- [WHAT IS NEEDED] Reproduce every entry exactly and leave its pictures out.

*** LISTED ENTRIES ***

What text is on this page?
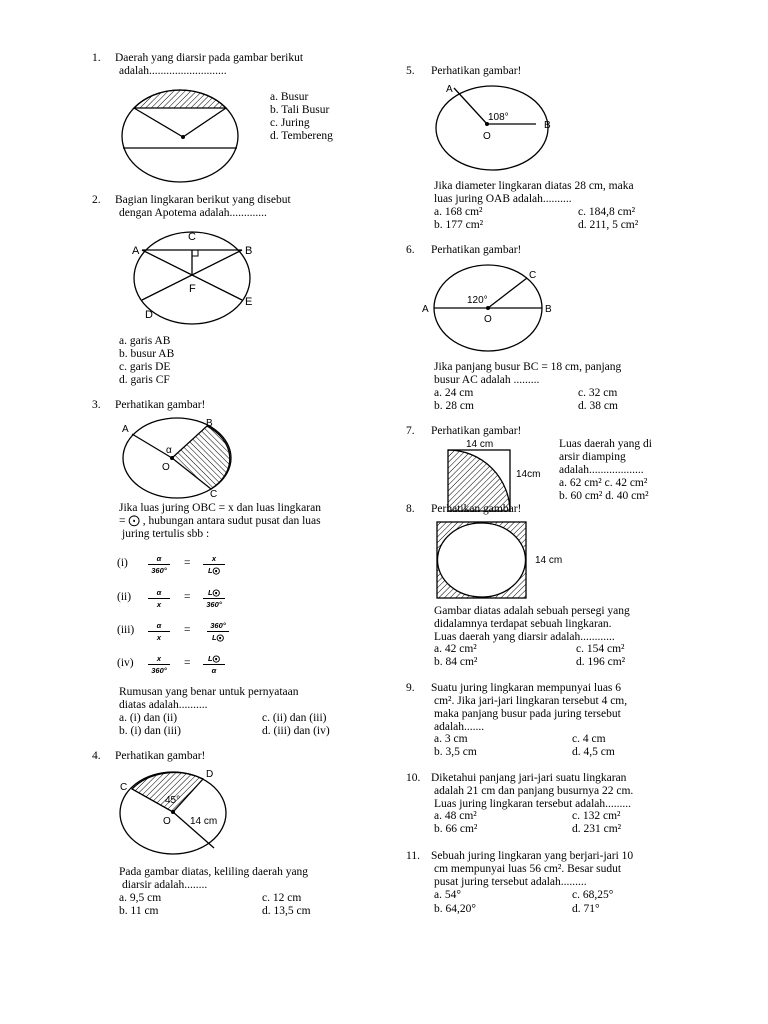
1. Daerah yang diarsir pada gambar berikut
adalah...........................
a. Busur
b. Tali Busur
c. Juring
d. Tembereng
2. Bagian lingkaran berikut yang disebut
dengan Apotema adalah.............
A	B
C
D
E
F
a. garis AB
b. busur AB
c. garis DE
d. garis CF
3. Perhatikan gambar!
A
B
C
O
α
Jika luas juring OBC = x dan luas lingkaran
= ⨀ , hubungan antara sudut pusat dan luas
juring tertulis sbb :
(i)	$\frac{\alpha}{360^\circ} = \frac{x}{L⨀}$
$(ii) \frac{\alpha}{x} = \frac{L⨀}{360^\circ}$
$(iii) \frac{\alpha}{x} = \frac{360^\circ}{L⨀}$
$(iv) \frac{x}{360^\circ} = \frac{L⨀}{\alpha}$
Rumusan yang benar untuk pernyataan
diatas adalah..........
a. (i) dan (ii)	c. (ii) dan (iii)
b. (i) dan (iii)	d. (iii) dan (iv)
4. Perhatikan gambar!
C
D
O
45°
14 cm
Pada gambar diatas, keliling daerah yang
diarsir adalah........
a. 9,5 cm	c. 12 cm
b. 11 cm	d. 13,5 cm
5. Perhatikan gambar!
A
B
O
108°
Jika diameter lingkaran diatas 28 cm, maka
luas juring OAB adalah..........
a. 168 cm²	c. 184,8 cm²
b. 177 cm²	d. 211, 5 cm²
6. Perhatikan gambar!
A	B
C
O
120°
Jika panjang busur BC = 18 cm, panjang
busur AC adalah .........
a. 24 cm	c. 32 cm
b. 28 cm	d. 38 cm
7. Perhatikan gambar!
14 cm
14cm
Luas daerah yang di
arsir diamping
adalah...................
a. 62 cm² c. 42 cm²
b. 60 cm² d. 40 cm²
8. Perhatikan gambar!
14 cm
Gambar diatas adalah sebuah persegi yang
didalamnya terdapat sebuah lingkaran.
Luas daerah yang diarsir adalah............
a. 42 cm²	c. 154 cm²
b. 84 cm²	d. 196 cm²
9. Suatu juring lingkaran mempunyai luas 6
cm². Jika jari-jari lingkaran tersebut 4 cm,
maka panjang busur pada juring tersebut
adalah.......
a. 3 cm	c. 4 cm
b. 3,5 cm	d. 4,5 cm
10. Diketahui panjang jari-jari suatu lingkaran
adalah 21 cm dan panjang busurnya 22 cm.
Luas juring lingkaran tersebut adalah.........
a. 48 cm²	c. 132 cm²
b. 66 cm²	d. 231 cm²
11. Sebuah juring lingkaran yang berjari-jari 10
cm mempunyai luas 56 cm². Besar sudut
pusat juring tersebut adalah.........
a. 54°	c. 68,25°
b. 64,20°	d. 71°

***

- [RESULT FOR THIS EXERCISE]
What text is on this page?
1. Daerah yang diarsir pada gambar berikut
adalah...........................
a. Busur
b. Tali Busur
c. Juring
d. Tembereng
2. Bagian lingkaran berikut yang disebut
dengan Apotema adalah.............
A	B
C
D
E
F
a. garis AB
b. busur AB
c. garis DE
d. garis CF
3. Perhatikan gambar!
A
B
C
O
α
Jika luas juring OBC = x dan luas lingkaran
= ⨀ , hubungan antara sudut pusat dan luas
juring tertulis sbb :
(i)	$\frac{\alpha}{360^\circ} = \frac{x}{L⨀}$
$(ii) \frac{\alpha}{x} = \frac{L⨀}{360^\circ}$
$(iii) \frac{\alpha}{x} = \frac{360^\circ}{L⨀}$
$(iv) \frac{x}{360^\circ} = \frac{L⨀}{\alpha}$
Rumusan yang benar untuk pernyataan
diatas adalah..........
a. (i) dan (ii)	c. (ii) dan (iii)
b. (i) dan (iii)	d. (iii) dan (iv)
4. Perhatikan gambar!
C
D
O
45°
14 cm
Pada gambar diatas, keliling daerah yang
diarsir adalah........
a. 9,5 cm	c. 12 cm
b. 11 cm	d. 13,5 cm
5. Perhatikan gambar!
A
B
O
108°
Jika diameter lingkaran diatas 28 cm, maka
luas juring OAB adalah..........
a. 168 cm²	c. 184,8 cm²
b. 177 cm²	d. 211, 5 cm²
6. Perhatikan gambar!
A	B
C
O
120°
Jika panjang busur BC = 18 cm, panjang
busur AC adalah .........
a. 24 cm	c. 32 cm
b. 28 cm	d. 38 cm
7. Perhatikan gambar!
14 cm
14cm
Luas daerah yang di
arsir diamping
adalah...................
a. 62 cm² c. 42 cm²
b. 60 cm² d. 40 cm²
8. Perhatikan gambar!
14 cm
Gambar diatas adalah sebuah persegi yang
didalamnya terdapat sebuah lingkaran.
Luas daerah yang diarsir adalah............
a. 42 cm²	c. 154 cm²
b. 84 cm²	d. 196 cm²
9. Suatu juring lingkaran mempunyai luas 6
cm². Jika jari-jari lingkaran tersebut 4 cm,
maka panjang busur pada juring tersebut
adalah.......
a. 3 cm	c. 4 cm
b. 3,5 cm	d. 4,5 cm
10. Diketahui panjang jari-jari suatu lingkaran
adalah 21 cm dan panjang busurnya 22 cm.
Luas juring lingkaran tersebut adalah.........
a. 48 cm²	c. 132 cm²
b. 66 cm²	d. 231 cm²
11. Sebuah juring lingkaran yang berjari-jari 10
cm mempunyai luas 56 cm². Besar sudut
pusat juring tersebut adalah.........
a. 54°	c. 68,25°
b. 64,20°	d. 71°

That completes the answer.